> REQUIRED WORK: The listing below should be copied in full, word for word.

[Start]

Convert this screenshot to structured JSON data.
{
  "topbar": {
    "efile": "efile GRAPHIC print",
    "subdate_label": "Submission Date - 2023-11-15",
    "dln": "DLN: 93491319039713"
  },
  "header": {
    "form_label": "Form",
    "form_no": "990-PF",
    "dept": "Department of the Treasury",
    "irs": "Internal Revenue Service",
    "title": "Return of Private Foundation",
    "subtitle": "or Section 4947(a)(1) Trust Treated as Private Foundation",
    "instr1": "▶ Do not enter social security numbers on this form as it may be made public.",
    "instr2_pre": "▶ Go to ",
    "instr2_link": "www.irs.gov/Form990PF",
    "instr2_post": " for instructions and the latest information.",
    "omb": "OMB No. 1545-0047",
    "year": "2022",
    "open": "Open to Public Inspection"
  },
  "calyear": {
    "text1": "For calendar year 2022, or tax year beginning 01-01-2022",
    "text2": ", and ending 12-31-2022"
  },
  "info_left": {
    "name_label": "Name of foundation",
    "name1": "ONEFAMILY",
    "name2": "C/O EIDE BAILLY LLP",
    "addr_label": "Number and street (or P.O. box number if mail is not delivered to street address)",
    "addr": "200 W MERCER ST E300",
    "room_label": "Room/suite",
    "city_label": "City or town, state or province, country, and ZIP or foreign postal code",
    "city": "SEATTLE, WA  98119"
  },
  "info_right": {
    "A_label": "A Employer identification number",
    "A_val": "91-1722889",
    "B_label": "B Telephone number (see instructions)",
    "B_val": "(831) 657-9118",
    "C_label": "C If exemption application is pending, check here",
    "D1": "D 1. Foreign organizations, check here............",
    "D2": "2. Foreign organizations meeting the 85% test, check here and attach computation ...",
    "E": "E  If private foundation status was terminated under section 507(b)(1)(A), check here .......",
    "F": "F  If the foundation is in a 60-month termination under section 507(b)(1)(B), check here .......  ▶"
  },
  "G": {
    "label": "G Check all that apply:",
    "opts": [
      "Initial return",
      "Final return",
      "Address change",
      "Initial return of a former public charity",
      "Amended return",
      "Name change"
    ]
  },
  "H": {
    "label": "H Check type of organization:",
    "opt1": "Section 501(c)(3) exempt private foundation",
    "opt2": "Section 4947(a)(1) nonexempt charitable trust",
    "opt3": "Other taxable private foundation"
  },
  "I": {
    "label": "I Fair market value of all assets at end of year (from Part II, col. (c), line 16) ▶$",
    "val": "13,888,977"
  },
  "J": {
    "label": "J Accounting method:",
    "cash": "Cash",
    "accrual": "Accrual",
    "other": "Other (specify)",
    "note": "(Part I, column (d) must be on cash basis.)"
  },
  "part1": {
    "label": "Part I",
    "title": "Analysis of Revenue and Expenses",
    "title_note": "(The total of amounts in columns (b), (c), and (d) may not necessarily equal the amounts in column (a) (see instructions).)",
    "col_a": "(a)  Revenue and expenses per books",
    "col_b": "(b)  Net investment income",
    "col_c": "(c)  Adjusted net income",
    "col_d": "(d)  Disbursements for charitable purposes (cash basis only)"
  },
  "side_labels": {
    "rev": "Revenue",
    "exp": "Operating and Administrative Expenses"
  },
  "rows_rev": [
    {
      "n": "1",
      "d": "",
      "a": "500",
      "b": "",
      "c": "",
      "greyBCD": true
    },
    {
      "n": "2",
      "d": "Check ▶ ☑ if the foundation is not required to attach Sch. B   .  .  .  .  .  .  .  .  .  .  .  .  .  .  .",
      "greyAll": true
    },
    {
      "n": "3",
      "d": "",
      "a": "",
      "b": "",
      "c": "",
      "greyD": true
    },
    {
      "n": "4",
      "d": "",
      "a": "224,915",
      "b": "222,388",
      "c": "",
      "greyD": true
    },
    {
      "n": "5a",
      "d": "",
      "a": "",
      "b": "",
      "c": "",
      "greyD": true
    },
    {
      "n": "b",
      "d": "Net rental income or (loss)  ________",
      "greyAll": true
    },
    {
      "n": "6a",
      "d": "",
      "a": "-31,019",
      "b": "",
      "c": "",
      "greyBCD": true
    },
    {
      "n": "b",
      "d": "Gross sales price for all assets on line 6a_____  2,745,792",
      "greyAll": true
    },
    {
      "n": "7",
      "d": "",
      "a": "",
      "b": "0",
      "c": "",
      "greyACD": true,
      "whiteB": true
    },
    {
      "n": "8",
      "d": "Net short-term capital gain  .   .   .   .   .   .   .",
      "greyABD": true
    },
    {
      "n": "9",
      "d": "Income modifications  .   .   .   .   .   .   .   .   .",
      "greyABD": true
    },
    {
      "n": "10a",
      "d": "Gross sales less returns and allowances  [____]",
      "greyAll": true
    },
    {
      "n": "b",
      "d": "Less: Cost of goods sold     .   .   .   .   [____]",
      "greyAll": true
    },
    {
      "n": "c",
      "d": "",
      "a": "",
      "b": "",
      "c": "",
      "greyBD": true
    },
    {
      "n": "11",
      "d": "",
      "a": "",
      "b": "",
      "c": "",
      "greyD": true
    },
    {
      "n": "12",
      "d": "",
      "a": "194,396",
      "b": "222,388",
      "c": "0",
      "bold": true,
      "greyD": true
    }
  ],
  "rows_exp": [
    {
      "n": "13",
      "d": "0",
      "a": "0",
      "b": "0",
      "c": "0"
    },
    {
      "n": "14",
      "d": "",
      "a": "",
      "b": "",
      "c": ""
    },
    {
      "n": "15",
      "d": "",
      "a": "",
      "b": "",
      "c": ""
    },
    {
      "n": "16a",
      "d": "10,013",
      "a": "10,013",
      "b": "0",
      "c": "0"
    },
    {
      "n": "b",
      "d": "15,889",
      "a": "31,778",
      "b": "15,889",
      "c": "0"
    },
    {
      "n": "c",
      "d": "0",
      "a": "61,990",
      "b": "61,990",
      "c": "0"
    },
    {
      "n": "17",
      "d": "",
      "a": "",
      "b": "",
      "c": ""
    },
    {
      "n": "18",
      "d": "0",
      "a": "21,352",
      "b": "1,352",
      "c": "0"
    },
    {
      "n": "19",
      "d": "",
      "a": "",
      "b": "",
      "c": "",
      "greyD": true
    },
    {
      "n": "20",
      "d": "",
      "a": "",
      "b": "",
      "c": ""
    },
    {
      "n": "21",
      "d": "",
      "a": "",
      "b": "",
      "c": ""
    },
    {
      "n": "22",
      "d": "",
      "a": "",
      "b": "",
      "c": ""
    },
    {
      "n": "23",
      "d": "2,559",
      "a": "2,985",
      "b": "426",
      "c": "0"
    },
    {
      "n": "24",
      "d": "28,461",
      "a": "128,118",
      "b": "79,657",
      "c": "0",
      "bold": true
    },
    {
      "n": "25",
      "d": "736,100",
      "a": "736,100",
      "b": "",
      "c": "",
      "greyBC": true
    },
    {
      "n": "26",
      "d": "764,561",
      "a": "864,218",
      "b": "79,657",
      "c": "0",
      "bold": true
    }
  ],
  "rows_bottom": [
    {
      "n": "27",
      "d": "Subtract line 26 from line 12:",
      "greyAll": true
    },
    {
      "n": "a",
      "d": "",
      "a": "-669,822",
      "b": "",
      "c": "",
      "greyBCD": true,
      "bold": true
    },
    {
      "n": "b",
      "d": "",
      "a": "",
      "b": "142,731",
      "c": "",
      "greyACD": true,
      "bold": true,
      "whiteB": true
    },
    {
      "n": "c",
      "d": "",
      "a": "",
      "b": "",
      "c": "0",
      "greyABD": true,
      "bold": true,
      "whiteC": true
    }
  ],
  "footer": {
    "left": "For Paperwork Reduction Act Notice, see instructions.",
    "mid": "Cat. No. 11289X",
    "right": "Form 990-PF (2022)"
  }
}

[End]

> TASK SOLUTION:
Convert this screenshot to structured JSON data.
{
  "topbar": {
    "efile": "efile GRAPHIC print",
    "subdate_label": "Submission Date - 2023-11-15",
    "dln": "DLN: 93491319039713"
  },
  "header": {
    "form_label": "Form",
    "form_no": "990-PF",
    "dept": "Department of the Treasury",
    "irs": "Internal Revenue Service",
    "title": "Return of Private Foundation",
    "subtitle": "or Section 4947(a)(1) Trust Treated as Private Foundation",
    "instr1": "▶ Do not enter social security numbers on this form as it may be made public.",
    "instr2_pre": "▶ Go to ",
    "instr2_link": "www.irs.gov/Form990PF",
    "instr2_post": " for instructions and the latest information.",
    "omb": "OMB No. 1545-0047",
    "year": "2022",
    "open": "Open to Public Inspection"
  },
  "calyear": {
    "text1": "For calendar year 2022, or tax year beginning 01-01-2022",
    "text2": ", and ending 12-31-2022"
  },
  "info_left": {
    "name_label": "Name of foundation",
    "name1": "ONEFAMILY",
    "name2": "C/O EIDE BAILLY LLP",
    "addr_label": "Number and street (or P.O. box number if mail is not delivered to street address)",
    "addr": "200 W MERCER ST E300",
    "room_label": "Room/suite",
    "city_label": "City or town, state or province, country, and ZIP or foreign postal code",
    "city": "SEATTLE, WA  98119"
  },
  "info_right": {
    "A_label": "A Employer identification number",
    "A_val": "91-1722889",
    "B_label": "B Telephone number (see instructions)",
    "B_val": "(831) 657-9118",
    "C_label": "C If exemption application is pending, check here",
    "D1": "D 1. Foreign organizations, check here............",
    "D2": "2. Foreign organizations meeting the 85% test, check here and attach computation ...",
    "E": "E  If private foundation status was terminated under section 507(b)(1)(A), check here .......",
    "F": "F  If the foundation is in a 60-month termination under section 507(b)(1)(B), check here .......  ▶"
  },
  "G": {
    "label": "G Check all that apply:",
    "opts": [
      "Initial return",
      "Final return",
      "Address change",
      "Initial return of a former public charity",
      "Amended return",
      "Name change"
    ]
  },
  "H": {
    "label": "H Check type of organization:",
    "opt1": "Section 501(c)(3) exempt private foundation",
    "opt2": "Section 4947(a)(1) nonexempt charitable trust",
    "opt3": "Other taxable private foundation"
  },
  "I": {
    "label": "I Fair market value of all assets at end of year (from Part II, col. (c), line 16) ▶$",
    "val": "13,888,977"
  },
  "J": {
    "label": "J Accounting method:",
    "cash": "Cash",
    "accrual": "Accrual",
    "other": "Other (specify)",
    "note": "(Part I, column (d) must be on cash basis.)"
  },
  "part1": {
    "label": "Part I",
    "title": "Analysis of Revenue and Expenses",
    "title_note": "(The total of amounts in columns (b), (c), and (d) may not necessarily equal the amounts in column (a) (see instructions).)",
    "col_a": "(a)  Revenue and expenses per books",
    "col_b": "(b)  Net investment income",
    "col_c": "(c)  Adjusted net income",
    "col_d": "(d)  Disbursements for charitable purposes (cash basis only)"
  },
  "side_labels": {
    "rev": "Revenue",
    "exp": "Operating and Administrative Expenses"
  },
  "rows_rev": [
    {
      "n": "1",
      "d": "",
      "a": "500",
      "b": "",
      "c": "",
      "greyBCD": true
    },
    {
      "n": "2",
      "d": "Check ▶ ☑ if the foundation is not required to attach Sch. B   .  .  .  .  .  .  .  .  .  .  .  .  .  .  .",
      "greyAll": true
    },
    {
      "n": "3",
      "d": "",
      "a": "",
      "b": "",
      "c": "",
      "greyD": true
    },
    {
      "n": "4",
      "d": "",
      "a": "224,915",
      "b": "222,388",
      "c": "",
      "greyD": true
    },
    {
      "n": "5a",
      "d": "",
      "a": "",
      "b": "",
      "c": "",
      "greyD": true
    },
    {
      "n": "b",
      "d": "Net rental income or (loss)  ________",
      "greyAll": true
    },
    {
      "n": "6a",
      "d": "",
      "a": "-31,019",
      "b": "",
      "c": "",
      "greyBCD": true
    },
    {
      "n": "b",
      "d": "Gross sales price for all assets on line 6a_____  2,745,792",
      "greyAll": true
    },
    {
      "n": "7",
      "d": "",
      "a": "",
      "b": "0",
      "c": "",
      "greyACD": true,
      "whiteB": true
    },
    {
      "n": "8",
      "d": "Net short-term capital gain  .   .   .   .   .   .   .",
      "greyABD": true
    },
    {
      "n": "9",
      "d": "Income modifications  .   .   .   .   .   .   .   .   .",
      "greyABD": true
    },
    {
      "n": "10a",
      "d": "Gross sales less returns and allowances  [____]",
      "greyAll": true
    },
    {
      "n": "b",
      "d": "Less: Cost of goods sold     .   .   .   .   [____]",
      "greyAll": true
    },
    {
      "n": "c",
      "d": "",
      "a": "",
      "b": "",
      "c": "",
      "greyBD": true
    },
    {
      "n": "11",
      "d": "",
      "a": "",
      "b": "",
      "c": "",
      "greyD": true
    },
    {
      "n": "12",
      "d": "",
      "a": "194,396",
      "b": "222,388",
      "c": "0",
      "bold": true,
      "greyD": true
    }
  ],
  "rows_exp": [
    {
      "n": "13",
      "d": "0",
      "a": "0",
      "b": "0",
      "c": "0"
    },
    {
      "n": "14",
      "d": "",
      "a": "",
      "b": "",
      "c": ""
    },
    {
      "n": "15",
      "d": "",
      "a": "",
      "b": "",
      "c": ""
    },
    {
      "n": "16a",
      "d": "10,013",
      "a": "10,013",
      "b": "0",
      "c": "0"
    },
    {
      "n": "b",
      "d": "15,889",
      "a": "31,778",
      "b": "15,889",
      "c": "0"
    },
    {
      "n": "c",
      "d": "0",
      "a": "61,990",
      "b": "61,990",
      "c": "0"
    },
    {
      "n": "17",
      "d": "",
      "a": "",
      "b": "",
      "c": ""
    },
    {
      "n": "18",
      "d": "0",
      "a": "21,352",
      "b": "1,352",
      "c": "0"
    },
    {
      "n": "19",
      "d": "",
      "a": "",
      "b": "",
      "c": "",
      "greyD": true
    },
    {
      "n": "20",
      "d": "",
      "a": "",
      "b": "",
      "c": ""
    },
    {
      "n": "21",
      "d": "",
      "a": "",
      "b": "",
      "c": ""
    },
    {
      "n": "22",
      "d": "",
      "a": "",
      "b": "",
      "c": ""
    },
    {
      "n": "23",
      "d": "2,559",
      "a": "2,985",
      "b": "426",
      "c": "0"
    },
    {
      "n": "24",
      "d": "28,461",
      "a": "128,118",
      "b": "79,657",
      "c": "0",
      "bold": true
    },
    {
      "n": "25",
      "d": "736,100",
      "a": "736,100",
      "b": "",
      "c": "",
      "greyBC": true
    },
    {
      "n": "26",
      "d": "764,561",
      "a": "864,218",
      "b": "79,657",
      "c": "0",
      "bold": true
    }
  ],
  "rows_bottom": [
    {
      "n": "27",
      "d": "Subtract line 26 from line 12:",
      "greyAll": true
    },
    {
      "n": "a",
      "d": "",
      "a": "-669,822",
      "b": "",
      "c": "",
      "greyBCD": true,
      "bold": true
    },
    {
      "n": "b",
      "d": "",
      "a": "",
      "b": "142,731",
      "c": "",
      "greyACD": true,
      "bold": true,
      "whiteB": true
    },
    {
      "n": "c",
      "d": "",
      "a": "",
      "b": "",
      "c": "0",
      "greyABD": true,
      "bold": true,
      "whiteC": true
    }
  ],
  "footer": {
    "left": "For Paperwork Reduction Act Notice, see instructions.",
    "mid": "Cat. No. 11289X",
    "right": "Form 990-PF (2022)"
  }
}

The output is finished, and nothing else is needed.